■ GIVEN REQUEST
In the records below, find each line containing the word "Flow" and copy it.

■ RECORDS
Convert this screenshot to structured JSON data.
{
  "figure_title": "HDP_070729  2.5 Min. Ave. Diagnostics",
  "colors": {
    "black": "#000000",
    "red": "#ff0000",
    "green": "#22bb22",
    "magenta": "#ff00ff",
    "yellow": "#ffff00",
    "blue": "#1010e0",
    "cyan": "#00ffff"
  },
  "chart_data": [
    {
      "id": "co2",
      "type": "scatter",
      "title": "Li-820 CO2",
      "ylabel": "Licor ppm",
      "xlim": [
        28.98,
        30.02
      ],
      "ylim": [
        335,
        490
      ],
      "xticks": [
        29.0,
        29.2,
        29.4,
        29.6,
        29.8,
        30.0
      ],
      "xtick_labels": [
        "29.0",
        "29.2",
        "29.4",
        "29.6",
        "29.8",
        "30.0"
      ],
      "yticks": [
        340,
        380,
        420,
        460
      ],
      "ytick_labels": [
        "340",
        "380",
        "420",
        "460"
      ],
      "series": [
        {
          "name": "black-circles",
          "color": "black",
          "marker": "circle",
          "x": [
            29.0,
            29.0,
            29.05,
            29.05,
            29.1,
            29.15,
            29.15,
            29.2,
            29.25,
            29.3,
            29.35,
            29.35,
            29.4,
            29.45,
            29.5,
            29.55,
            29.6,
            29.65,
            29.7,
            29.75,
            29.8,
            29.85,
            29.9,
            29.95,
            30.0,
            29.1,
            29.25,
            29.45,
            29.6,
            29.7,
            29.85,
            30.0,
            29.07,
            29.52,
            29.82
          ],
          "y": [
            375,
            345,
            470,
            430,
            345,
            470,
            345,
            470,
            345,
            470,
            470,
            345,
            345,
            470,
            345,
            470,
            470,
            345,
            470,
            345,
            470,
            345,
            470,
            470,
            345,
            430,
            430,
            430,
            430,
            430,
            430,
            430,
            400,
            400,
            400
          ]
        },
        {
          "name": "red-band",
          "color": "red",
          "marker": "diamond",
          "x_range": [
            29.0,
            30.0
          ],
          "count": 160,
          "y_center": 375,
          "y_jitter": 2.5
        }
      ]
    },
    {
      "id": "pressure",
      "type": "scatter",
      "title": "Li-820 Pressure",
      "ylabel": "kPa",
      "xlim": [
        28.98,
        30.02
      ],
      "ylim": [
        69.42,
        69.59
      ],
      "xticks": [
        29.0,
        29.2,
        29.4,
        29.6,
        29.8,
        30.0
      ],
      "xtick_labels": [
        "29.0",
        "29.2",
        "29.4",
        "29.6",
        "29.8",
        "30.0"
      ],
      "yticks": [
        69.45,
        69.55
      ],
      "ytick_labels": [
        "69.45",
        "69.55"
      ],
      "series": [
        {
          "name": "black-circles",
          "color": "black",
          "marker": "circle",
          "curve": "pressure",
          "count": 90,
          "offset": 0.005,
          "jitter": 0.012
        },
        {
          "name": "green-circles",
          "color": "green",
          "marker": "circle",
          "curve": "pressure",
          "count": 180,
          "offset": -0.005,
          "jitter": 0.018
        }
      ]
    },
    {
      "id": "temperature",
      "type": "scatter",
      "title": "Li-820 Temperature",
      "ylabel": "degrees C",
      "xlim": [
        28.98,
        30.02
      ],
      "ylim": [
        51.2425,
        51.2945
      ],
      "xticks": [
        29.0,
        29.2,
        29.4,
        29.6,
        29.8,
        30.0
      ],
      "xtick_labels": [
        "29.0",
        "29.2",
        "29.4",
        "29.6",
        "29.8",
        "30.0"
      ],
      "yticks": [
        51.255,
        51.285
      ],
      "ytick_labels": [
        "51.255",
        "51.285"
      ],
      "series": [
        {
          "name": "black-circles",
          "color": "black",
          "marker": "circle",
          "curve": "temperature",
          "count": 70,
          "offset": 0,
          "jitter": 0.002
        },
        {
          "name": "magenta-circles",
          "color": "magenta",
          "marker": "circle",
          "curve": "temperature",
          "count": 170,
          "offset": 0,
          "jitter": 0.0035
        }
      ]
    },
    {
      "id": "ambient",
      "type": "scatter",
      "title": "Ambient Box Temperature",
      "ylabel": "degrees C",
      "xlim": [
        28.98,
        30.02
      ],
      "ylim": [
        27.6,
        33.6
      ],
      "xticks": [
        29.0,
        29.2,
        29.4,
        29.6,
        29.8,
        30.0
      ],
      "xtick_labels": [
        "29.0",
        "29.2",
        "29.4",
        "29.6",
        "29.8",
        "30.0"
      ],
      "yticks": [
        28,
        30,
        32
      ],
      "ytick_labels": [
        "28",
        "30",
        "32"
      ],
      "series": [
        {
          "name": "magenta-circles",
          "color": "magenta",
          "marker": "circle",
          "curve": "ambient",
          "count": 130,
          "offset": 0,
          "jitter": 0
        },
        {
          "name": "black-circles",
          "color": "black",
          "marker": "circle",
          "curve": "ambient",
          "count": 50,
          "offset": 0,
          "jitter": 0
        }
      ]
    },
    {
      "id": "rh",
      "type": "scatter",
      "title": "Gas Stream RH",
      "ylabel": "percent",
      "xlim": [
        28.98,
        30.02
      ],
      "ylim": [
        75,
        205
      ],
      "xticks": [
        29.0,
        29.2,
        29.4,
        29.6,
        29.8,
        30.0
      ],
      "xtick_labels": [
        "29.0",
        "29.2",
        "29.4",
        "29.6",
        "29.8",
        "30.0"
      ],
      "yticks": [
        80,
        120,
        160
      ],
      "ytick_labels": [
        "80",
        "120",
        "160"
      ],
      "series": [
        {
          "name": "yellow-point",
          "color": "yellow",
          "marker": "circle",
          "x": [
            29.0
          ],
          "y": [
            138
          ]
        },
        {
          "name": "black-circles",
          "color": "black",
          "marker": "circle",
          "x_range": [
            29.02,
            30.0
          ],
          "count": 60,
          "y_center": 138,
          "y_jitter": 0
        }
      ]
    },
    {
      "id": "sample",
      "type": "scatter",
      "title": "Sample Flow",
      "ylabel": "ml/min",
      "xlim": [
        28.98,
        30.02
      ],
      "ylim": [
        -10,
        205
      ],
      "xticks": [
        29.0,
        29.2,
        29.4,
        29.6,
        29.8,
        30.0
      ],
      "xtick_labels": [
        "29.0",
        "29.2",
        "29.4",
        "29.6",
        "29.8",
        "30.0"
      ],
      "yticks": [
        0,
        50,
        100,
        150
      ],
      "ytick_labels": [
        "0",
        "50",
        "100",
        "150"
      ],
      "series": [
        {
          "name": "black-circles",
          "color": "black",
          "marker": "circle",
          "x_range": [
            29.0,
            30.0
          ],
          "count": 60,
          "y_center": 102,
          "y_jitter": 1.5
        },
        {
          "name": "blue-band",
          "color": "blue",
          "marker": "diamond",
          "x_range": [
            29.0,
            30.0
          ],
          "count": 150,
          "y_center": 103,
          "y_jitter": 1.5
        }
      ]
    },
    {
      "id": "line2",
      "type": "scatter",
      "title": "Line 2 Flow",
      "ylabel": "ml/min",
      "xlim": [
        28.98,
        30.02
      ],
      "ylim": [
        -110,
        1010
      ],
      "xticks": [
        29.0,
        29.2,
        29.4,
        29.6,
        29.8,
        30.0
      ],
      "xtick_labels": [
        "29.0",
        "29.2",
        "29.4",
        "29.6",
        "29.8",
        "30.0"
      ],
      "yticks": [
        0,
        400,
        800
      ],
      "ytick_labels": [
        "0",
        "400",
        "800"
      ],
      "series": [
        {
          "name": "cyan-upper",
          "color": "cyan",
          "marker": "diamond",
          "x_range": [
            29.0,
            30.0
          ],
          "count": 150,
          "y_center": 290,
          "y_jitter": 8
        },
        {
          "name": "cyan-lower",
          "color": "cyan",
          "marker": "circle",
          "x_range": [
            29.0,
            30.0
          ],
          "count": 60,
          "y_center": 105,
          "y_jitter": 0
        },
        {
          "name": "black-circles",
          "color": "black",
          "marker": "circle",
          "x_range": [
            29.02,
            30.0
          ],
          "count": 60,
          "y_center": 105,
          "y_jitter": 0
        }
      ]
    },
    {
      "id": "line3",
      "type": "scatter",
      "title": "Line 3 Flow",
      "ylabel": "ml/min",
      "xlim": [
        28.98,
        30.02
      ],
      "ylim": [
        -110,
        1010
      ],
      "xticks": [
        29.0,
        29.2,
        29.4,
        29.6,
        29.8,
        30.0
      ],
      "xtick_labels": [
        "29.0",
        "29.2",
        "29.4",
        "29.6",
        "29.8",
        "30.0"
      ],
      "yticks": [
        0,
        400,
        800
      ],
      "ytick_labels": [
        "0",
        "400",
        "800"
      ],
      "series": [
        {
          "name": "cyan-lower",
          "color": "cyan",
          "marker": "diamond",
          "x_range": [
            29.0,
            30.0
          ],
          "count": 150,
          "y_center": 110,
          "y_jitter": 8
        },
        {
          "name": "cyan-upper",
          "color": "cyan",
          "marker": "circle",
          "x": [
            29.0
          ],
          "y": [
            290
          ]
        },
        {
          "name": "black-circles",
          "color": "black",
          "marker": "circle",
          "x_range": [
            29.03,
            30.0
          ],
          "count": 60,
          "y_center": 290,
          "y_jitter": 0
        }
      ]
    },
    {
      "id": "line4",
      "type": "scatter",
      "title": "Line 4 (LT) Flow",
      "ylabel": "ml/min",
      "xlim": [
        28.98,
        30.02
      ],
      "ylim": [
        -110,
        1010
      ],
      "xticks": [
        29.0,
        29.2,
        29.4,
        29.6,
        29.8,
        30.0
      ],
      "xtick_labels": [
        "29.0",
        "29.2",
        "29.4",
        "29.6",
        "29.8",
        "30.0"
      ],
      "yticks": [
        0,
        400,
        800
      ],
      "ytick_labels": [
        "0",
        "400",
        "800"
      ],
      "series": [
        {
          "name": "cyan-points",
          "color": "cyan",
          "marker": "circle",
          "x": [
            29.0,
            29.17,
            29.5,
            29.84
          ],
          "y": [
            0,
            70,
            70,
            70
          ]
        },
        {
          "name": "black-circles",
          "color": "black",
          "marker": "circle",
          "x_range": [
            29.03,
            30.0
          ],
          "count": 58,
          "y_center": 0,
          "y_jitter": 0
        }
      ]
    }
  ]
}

■ COMPLETED EXERCISE
      "title": "Sample Flow",
      "title": "Line 2 Flow",
      "title": "Line 3 Flow",
      "title": "Line 4 (LT) Flow",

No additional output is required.